TASK DIRECTIONS.
Set down, in full, every record in the block.

EXTRACTED DATA.
★ ★ ★ ★ ★
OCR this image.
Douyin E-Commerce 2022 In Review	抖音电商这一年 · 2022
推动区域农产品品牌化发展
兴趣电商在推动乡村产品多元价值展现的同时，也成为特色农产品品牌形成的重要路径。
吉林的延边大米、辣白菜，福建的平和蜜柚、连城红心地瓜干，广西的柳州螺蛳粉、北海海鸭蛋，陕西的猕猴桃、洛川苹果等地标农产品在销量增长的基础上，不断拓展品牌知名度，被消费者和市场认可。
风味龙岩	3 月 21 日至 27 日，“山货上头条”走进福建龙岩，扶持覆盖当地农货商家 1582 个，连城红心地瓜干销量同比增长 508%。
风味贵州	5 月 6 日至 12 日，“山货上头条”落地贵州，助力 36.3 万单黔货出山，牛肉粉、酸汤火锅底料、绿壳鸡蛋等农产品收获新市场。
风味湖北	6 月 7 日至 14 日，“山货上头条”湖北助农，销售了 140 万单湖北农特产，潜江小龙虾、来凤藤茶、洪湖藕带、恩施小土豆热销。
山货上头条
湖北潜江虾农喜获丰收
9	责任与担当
★ ★ ★ ★ ★
EXERCISE ANSWER.
OCR this image.
Douyin E-Commerce 2022 In Review	抖音电商这一年 · 2022
推动区域农产品品牌化发展
兴趣电商在推动乡村产品多元价值展现的同时，也成为特色农产品品牌形成的重要路径。
吉林的延边大米、辣白菜，福建的平和蜜柚、连城红心地瓜干，广西的柳州螺蛳粉、北海海鸭蛋，陕西的猕猴桃、洛川苹果等地标农产品在销量增长的基础上，不断拓展品牌知名度，被消费者和市场认可。
风味龙岩	3 月 21 日至 27 日，“山货上头条”走进福建龙岩，扶持覆盖当地农货商家 1582 个，连城红心地瓜干销量同比增长 508%。
风味贵州	5 月 6 日至 12 日，“山货上头条”落地贵州，助力 36.3 万单黔货出山，牛肉粉、酸汤火锅底料、绿壳鸡蛋等农产品收获新市场。
风味湖北	6 月 7 日至 14 日，“山货上头条”湖北助农，销售了 140 万单湖北农特产，潜江小龙虾、来凤藤茶、洪湖藕带、恩施小土豆热销。
山货上头条
湖北潜江虾农喜获丰收
9	责任与担当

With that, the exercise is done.